* [Your instructions]
Report how many lines of these entries hold the string "actividad"; reply with the number alone.

● ● ● ● ● ● ●

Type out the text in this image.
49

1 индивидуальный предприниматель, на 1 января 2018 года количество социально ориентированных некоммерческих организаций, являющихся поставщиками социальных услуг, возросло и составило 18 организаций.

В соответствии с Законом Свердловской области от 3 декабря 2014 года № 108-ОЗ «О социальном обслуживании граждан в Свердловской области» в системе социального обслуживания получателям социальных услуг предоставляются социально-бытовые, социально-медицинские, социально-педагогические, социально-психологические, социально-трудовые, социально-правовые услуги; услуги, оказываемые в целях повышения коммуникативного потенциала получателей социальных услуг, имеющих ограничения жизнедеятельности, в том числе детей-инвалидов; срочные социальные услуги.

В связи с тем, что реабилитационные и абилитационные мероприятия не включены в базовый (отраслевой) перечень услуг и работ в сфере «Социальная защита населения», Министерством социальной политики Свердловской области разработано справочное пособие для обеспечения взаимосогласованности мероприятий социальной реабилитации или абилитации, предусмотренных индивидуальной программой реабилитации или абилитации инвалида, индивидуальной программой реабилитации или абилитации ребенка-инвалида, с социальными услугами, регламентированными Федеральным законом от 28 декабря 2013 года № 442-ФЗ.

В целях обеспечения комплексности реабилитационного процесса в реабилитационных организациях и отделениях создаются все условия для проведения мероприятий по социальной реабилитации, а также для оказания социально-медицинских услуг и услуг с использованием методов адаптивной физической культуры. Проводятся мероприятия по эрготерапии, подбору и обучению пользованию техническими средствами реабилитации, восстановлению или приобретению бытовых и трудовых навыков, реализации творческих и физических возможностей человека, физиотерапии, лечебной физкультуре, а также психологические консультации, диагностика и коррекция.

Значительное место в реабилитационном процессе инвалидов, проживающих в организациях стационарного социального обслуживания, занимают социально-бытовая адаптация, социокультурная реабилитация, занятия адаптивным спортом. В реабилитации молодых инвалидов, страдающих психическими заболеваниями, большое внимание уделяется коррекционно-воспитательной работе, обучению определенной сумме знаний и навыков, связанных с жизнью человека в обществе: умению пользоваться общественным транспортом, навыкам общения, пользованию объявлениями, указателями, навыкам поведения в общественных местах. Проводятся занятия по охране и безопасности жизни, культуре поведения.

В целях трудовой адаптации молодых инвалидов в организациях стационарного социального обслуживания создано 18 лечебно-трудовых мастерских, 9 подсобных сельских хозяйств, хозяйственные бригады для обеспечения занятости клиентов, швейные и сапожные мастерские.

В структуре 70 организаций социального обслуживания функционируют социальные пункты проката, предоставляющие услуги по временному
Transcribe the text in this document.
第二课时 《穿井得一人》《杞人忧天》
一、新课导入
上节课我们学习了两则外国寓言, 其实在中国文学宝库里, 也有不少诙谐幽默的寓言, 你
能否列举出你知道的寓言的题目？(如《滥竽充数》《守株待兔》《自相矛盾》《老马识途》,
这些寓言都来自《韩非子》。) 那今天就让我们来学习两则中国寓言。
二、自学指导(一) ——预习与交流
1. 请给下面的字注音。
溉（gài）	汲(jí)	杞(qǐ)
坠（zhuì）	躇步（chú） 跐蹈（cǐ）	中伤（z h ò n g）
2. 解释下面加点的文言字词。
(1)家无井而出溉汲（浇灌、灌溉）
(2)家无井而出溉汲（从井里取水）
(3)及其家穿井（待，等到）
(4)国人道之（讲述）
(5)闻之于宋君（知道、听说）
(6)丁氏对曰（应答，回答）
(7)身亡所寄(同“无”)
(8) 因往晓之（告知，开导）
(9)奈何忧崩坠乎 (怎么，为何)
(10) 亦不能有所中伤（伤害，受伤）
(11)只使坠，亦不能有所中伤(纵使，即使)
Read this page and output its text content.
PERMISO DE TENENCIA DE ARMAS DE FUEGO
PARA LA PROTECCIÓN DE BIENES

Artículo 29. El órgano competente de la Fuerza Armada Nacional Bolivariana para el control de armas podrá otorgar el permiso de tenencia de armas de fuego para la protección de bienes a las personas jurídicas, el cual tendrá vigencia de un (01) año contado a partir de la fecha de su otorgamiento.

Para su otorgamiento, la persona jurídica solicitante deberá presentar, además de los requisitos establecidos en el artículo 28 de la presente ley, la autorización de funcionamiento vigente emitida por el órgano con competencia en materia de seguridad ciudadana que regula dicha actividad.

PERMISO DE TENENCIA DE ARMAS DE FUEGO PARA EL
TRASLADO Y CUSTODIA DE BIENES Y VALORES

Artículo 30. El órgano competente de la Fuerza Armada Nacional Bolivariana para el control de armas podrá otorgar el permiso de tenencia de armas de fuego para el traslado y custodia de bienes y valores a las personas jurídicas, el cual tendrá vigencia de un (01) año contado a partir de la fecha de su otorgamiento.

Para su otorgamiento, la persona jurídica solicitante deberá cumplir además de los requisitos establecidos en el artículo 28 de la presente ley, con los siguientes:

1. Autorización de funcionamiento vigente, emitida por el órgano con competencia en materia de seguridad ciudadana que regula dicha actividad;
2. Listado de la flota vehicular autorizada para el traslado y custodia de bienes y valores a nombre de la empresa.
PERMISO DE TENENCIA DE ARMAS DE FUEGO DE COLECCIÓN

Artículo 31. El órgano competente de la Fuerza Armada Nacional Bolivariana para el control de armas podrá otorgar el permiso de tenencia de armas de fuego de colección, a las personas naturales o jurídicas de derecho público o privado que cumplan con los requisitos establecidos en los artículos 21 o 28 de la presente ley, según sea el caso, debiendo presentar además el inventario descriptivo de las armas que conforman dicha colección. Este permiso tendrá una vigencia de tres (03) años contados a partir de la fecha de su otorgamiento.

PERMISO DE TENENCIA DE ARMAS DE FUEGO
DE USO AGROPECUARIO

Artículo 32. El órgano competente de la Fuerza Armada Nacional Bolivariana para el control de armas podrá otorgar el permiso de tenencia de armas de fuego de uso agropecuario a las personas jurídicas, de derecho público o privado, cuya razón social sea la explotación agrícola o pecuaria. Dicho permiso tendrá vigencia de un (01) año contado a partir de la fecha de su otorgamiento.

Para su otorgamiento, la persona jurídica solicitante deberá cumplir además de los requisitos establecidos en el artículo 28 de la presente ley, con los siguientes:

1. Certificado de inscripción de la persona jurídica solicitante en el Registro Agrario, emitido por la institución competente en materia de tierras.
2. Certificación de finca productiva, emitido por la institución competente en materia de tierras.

● ● ● ● ● ● ●

* [Answer in full]
2